- Given data
** Begin **

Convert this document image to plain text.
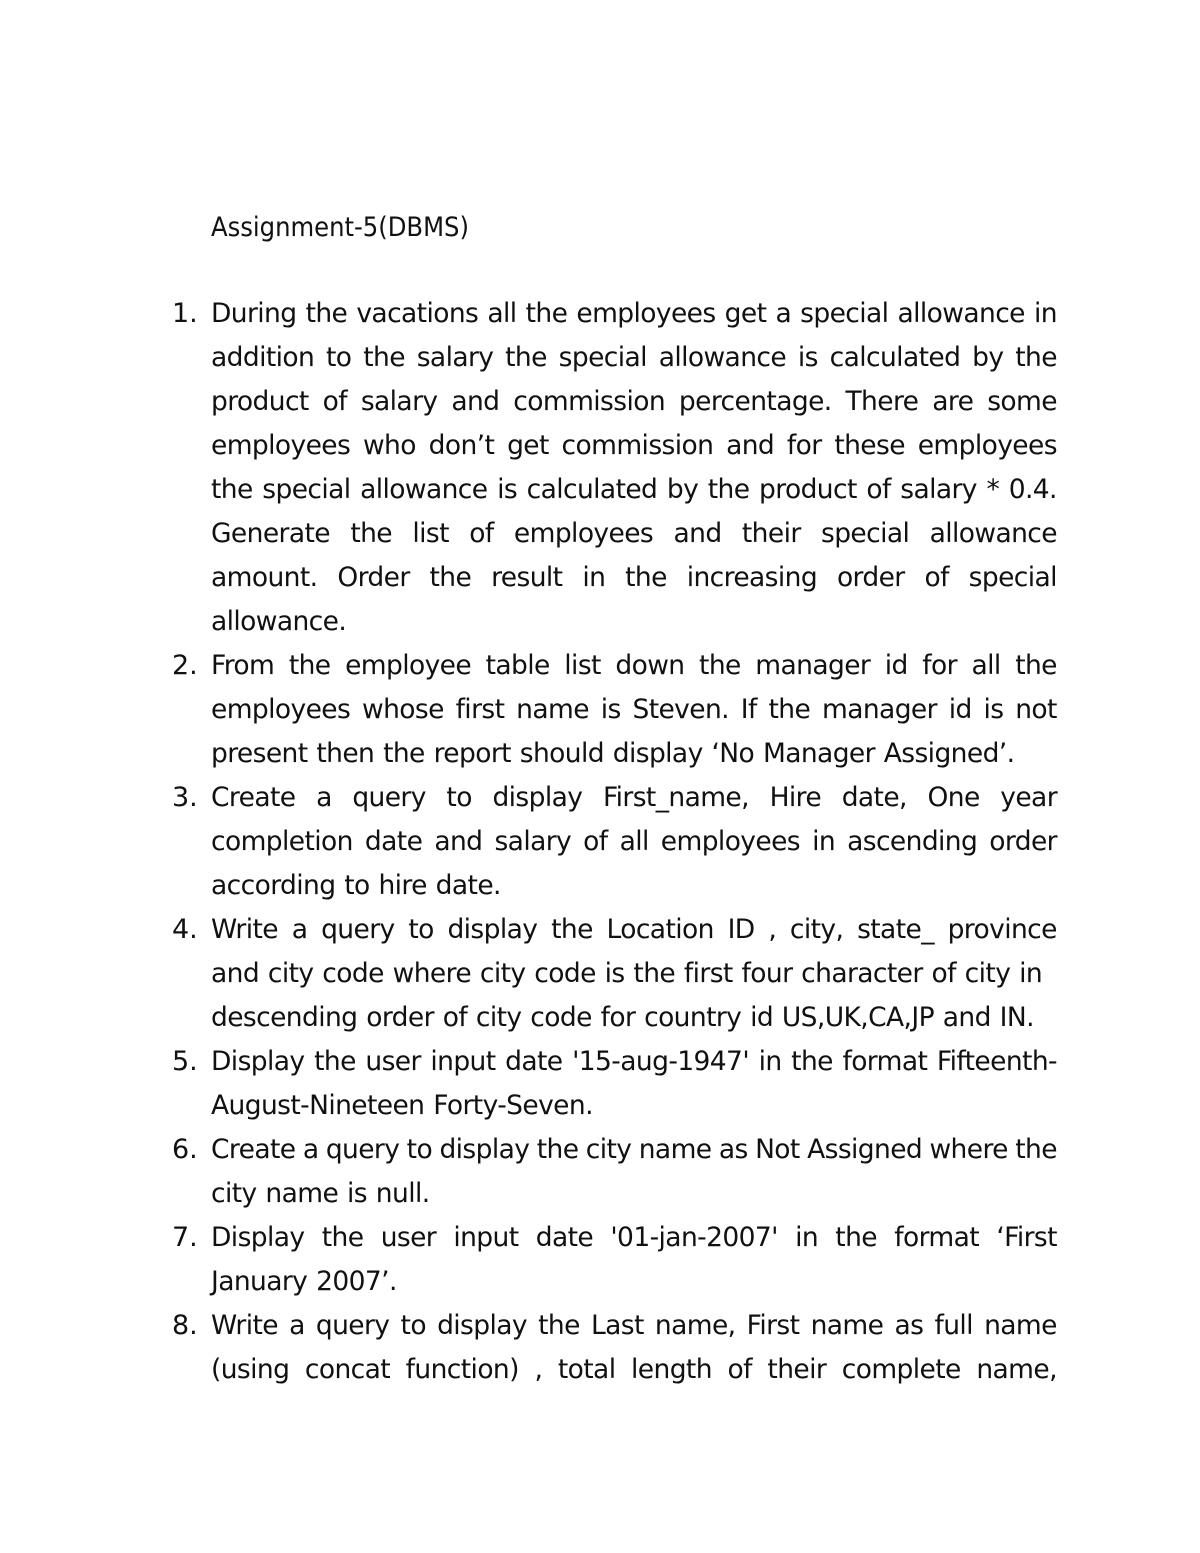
Assignment-5(DBMS)
1. During the vacations all the employees get a special allowance in
addition to the salary the special allowance is calculated by the
product of salary and commission percentage. There are some
employees who don’t get commission and for these employees
the special allowance is calculated by the product of salary * 0.4.
Generate the list of employees and their special allowance
amount. Order the result in the increasing order of special
allowance.
2. From the employee table list down the manager id for all the
employees whose first name is Steven. If the manager id is not
present then the report should display ‘No Manager Assigned’.
3. Create a query to display First_name, Hire date, One year
completion date and salary of all employees in ascending order
according to hire date.
4. Write a query to display the Location ID , city, state_ province
and city code where city code is the first four character of city in
descending order of city code for country id US,UK,CA,JP and IN.
5. Display the user input date '15-aug-1947' in the format Fifteenth-
August-Nineteen Forty-Seven.
6. Create a query to display the city name as Not Assigned where the
city name is null.
7. Display the user input date '01-jan-2007' in the format ‘First
January 2007’.
8. Write a query to display the Last name, First name as full name
(using concat function) , total length of their complete name,
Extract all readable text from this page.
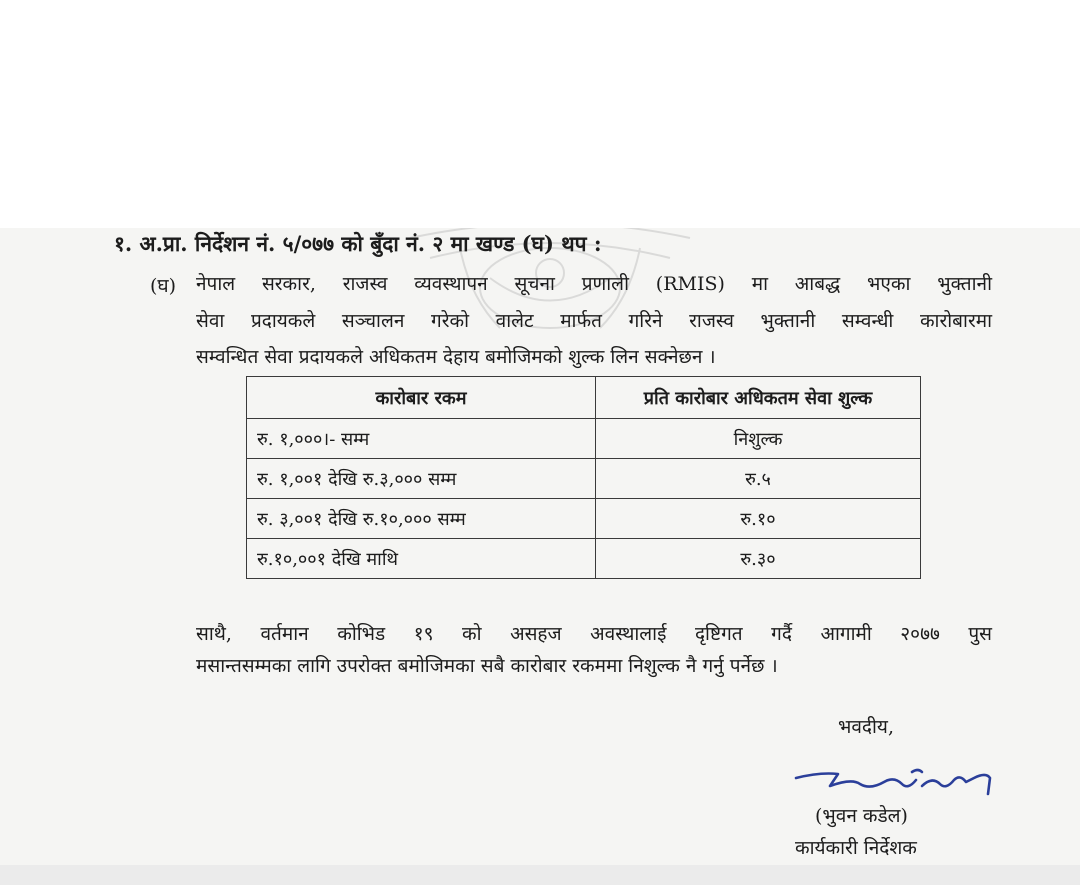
१. अ.प्रा. निर्देशन नं. ५/०७७ को बुँदा नं. २ मा खण्ड (घ) थप :
(घ) नेपाल सरकार, राजस्व व्यवस्थापन सूचना प्रणाली (RMIS) मा आबद्ध भएका भुक्तानी
सेवा प्रदायकले सञ्चालन गरेको वालेट मार्फत गरिने राजस्व भुक्तानी सम्वन्धी कारोबारमा
सम्वन्धित सेवा प्रदायकले अधिकतम देहाय बमोजिमको शुल्क लिन सक्नेछन ।
कारोबार रकम	प्रति कारोबार अधिकतम सेवा शुल्क
रु. १,०००।- सम्म	निशुल्क
रु. १,००१ देखि रु.३,००० सम्म	रु.५
रु. ३,००१ देखि रु.१०,००० सम्म	रु.१०
रु.१०,००१ देखि माथि	रु.३०
साथै, वर्तमान कोभिड १९ को असहज अवस्थालाई दृष्टिगत गर्दै आगामी २०७७ पुस
मसान्तसम्मका लागि उपरोक्त बमोजिमका सबै कारोबार रकममा निशुल्क नै गर्नु पर्नेछ ।
भवदीय,
(भुवन कडेल)
कार्यकारी निर्देशक
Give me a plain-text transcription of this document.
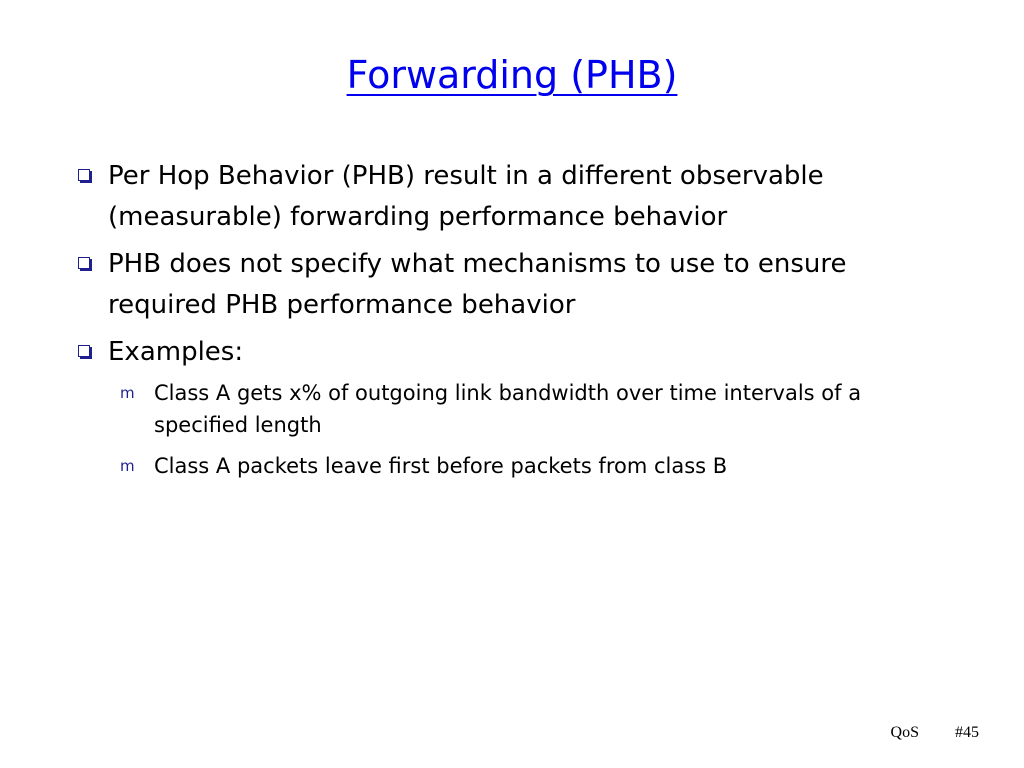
Forwarding (PHB)
Per Hop Behavior (PHB) result in a different observable (measurable) forwarding performance behavior
PHB does not specify what mechanisms to use to ensure required PHB performance behavior
Examples:
m Class A gets x% of outgoing link bandwidth over time intervals of a specified length
m Class A packets leave first before packets from class B
QoS #45
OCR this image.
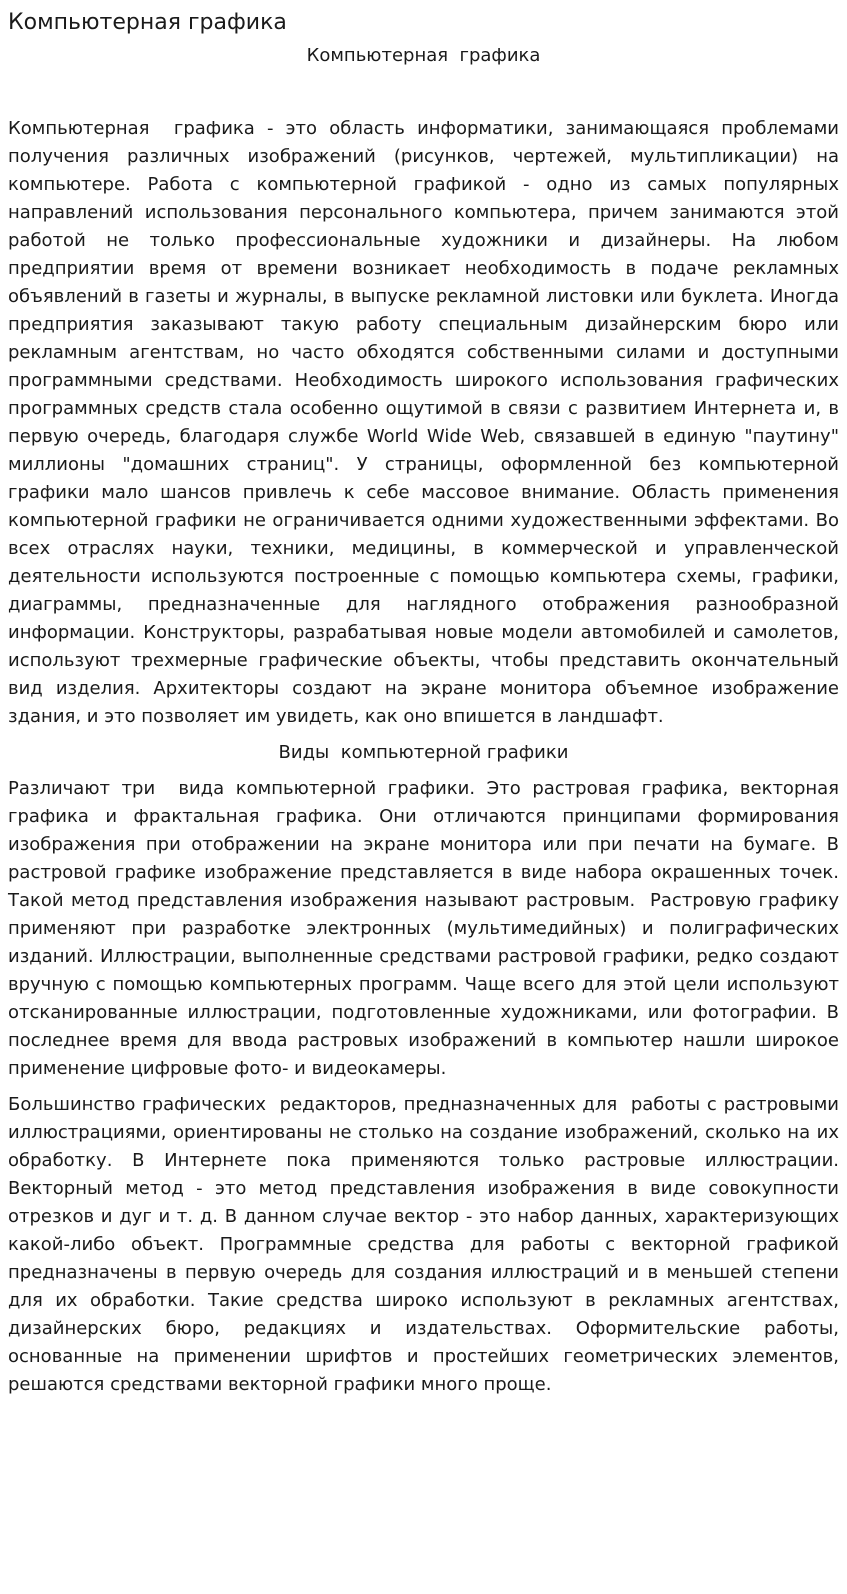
Компьютерная графика
Компьютерная  графика

Компьютерная  графика - это область информатики, занимающаяся проблемами получения различных изображений (рисунков, чертежей, мультипликации) на компьютере. Работа с компьютерной графикой - одно из самых популярных направлений использования персонального компьютера, причем занимаются этой работой не только профессиональные художники и дизайнеры. На любом предприятии время от времени возникает необходимость в подаче рекламных объявлений в газеты и журналы, в выпуске рекламной листовки или буклета. Иногда предприятия заказывают такую работу специальным дизайнерским бюро или рекламным агентствам, но часто обходятся собственными силами и доступными программными средствами. Необходимость широкого использования графических программных средств стала особенно ощутимой в связи с развитием Интернета и, в первую очередь, благодаря службе World Wide Web, связавшей в единую "паутину" миллионы "домашних страниц". У страницы, оформленной без компьютерной графики мало шансов привлечь к себе массовое внимание. Область применения компьютерной графики не ограничивается одними художественными эффектами. Во всех отраслях науки, техники, медицины, в коммерческой и управленческой деятельности используются построенные с помощью компьютера схемы, графики, диаграммы, предназначенные для наглядного отображения разнообразной информации. Конструкторы, разрабатывая новые модели автомобилей и самолетов, используют трехмерные графические объекты, чтобы представить окончательный вид изделия. Архитекторы создают на экране монитора объемное изображение здания, и это позволяет им увидеть, как оно впишется в ландшафт.

Виды  компьютерной графики

Различают три  вида компьютерной графики. Это растровая графика, векторная графика и фрактальная графика. Они отличаются принципами формирования изображения при отображении на экране монитора или при печати на бумаге. В растровой графике изображение представляется в виде набора окрашенных точек. Такой метод представления изображения называют растровым.  Растровую графику применяют при разработке электронных (мультимедийных) и полиграфических изданий. Иллюстрации, выполненные средствами растровой графики, редко создают вручную с помощью компьютерных программ. Чаще всего для этой цели используют отсканированные иллюстрации, подготовленные художниками, или фотографии. В последнее время для ввода растровых изображений в компьютер нашли широкое применение цифровые фото- и видеокамеры.

Большинство графических  редакторов, предназначенных для  работы с растровыми иллюстрациями, ориентированы не столько на создание изображений, сколько на их обработку. В Интернете пока применяются только растровые иллюстрации. Векторный метод - это метод представления изображения в виде совокупности отрезков и дуг и т. д. В данном случае вектор - это набор данных, характеризующих какой-либо объект. Программные средства для работы с векторной графикой предназначены в первую очередь для создания иллюстраций и в меньшей степени для их обработки. Такие средства широко используют в рекламных агентствах, дизайнерских бюро, редакциях и издательствах. Оформительские работы, основанные на применении шрифтов и простейших геометрических элементов, решаются средствами векторной графики много проще.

** End **

- What you should do
Gather each line from the listing above that holds "Class".

- Task result
m Class A gets x% of outgoing link bandwidth over time intervals of a specified length
m Class A packets leave first before packets from class B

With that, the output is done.